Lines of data
○ ○ ○ ○
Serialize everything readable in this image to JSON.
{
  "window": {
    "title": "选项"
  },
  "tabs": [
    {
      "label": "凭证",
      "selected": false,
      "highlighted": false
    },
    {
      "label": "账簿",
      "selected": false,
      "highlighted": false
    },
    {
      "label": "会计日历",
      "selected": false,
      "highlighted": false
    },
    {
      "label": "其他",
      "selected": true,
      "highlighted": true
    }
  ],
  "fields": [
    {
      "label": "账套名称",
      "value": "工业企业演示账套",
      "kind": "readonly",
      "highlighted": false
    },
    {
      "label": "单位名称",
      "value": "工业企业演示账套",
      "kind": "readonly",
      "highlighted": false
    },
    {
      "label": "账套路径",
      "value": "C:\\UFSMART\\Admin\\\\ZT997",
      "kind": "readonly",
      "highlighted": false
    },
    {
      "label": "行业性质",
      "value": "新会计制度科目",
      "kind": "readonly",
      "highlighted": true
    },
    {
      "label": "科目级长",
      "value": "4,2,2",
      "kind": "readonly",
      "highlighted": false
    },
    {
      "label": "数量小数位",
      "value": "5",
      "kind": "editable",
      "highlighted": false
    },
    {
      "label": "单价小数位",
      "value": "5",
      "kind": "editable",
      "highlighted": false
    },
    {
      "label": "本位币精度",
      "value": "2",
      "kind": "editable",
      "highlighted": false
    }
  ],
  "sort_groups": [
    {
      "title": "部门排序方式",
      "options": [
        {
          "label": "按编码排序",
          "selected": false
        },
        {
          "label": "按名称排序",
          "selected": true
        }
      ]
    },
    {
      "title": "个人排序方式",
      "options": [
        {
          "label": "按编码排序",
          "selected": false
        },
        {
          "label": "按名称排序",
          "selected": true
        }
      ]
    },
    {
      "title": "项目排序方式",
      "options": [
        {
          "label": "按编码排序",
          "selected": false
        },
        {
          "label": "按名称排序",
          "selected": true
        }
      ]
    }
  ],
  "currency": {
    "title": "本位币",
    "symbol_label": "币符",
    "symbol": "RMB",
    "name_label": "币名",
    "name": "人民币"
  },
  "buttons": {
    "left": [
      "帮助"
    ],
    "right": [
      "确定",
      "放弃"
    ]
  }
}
○ ○ ○ ○
Word for word, write out the data.

Serialize everything readable in this image to JSON.
{
  "window": {
    "title": "选项"
  },
  "tabs": [
    {
      "label": "凭证",
      "selected": false,
      "highlighted": false
    },
    {
      "label": "账簿",
      "selected": false,
      "highlighted": false
    },
    {
      "label": "会计日历",
      "selected": false,
      "highlighted": false
    },
    {
      "label": "其他",
      "selected": true,
      "highlighted": true
    }
  ],
  "fields": [
    {
      "label": "账套名称",
      "value": "工业企业演示账套",
      "kind": "readonly",
      "highlighted": false
    },
    {
      "label": "单位名称",
      "value": "工业企业演示账套",
      "kind": "readonly",
      "highlighted": false
    },
    {
      "label": "账套路径",
      "value": "C:\\UFSMART\\Admin\\\\ZT997",
      "kind": "readonly",
      "highlighted": false
    },
    {
      "label": "行业性质",
      "value": "新会计制度科目",
      "kind": "readonly",
      "highlighted": true
    },
    {
      "label": "科目级长",
      "value": "4,2,2",
      "kind": "readonly",
      "highlighted": false
    },
    {
      "label": "数量小数位",
      "value": "5",
      "kind": "editable",
      "highlighted": false
    },
    {
      "label": "单价小数位",
      "value": "5",
      "kind": "editable",
      "highlighted": false
    },
    {
      "label": "本位币精度",
      "value": "2",
      "kind": "editable",
      "highlighted": false
    }
  ],
  "sort_groups": [
    {
      "title": "部门排序方式",
      "options": [
        {
          "label": "按编码排序",
          "selected": false
        },
        {
          "label": "按名称排序",
          "selected": true
        }
      ]
    },
    {
      "title": "个人排序方式",
      "options": [
        {
          "label": "按编码排序",
          "selected": false
        },
        {
          "label": "按名称排序",
          "selected": true
        }
      ]
    },
    {
      "title": "项目排序方式",
      "options": [
        {
          "label": "按编码排序",
          "selected": false
        },
        {
          "label": "按名称排序",
          "selected": true
        }
      ]
    }
  ],
  "currency": {
    "title": "本位币",
    "symbol_label": "币符",
    "symbol": "RMB",
    "name_label": "币名",
    "name": "人民币"
  },
  "buttons": {
    "left": [
      "帮助"
    ],
    "right": [
      "确定",
      "放弃"
    ]
  }
}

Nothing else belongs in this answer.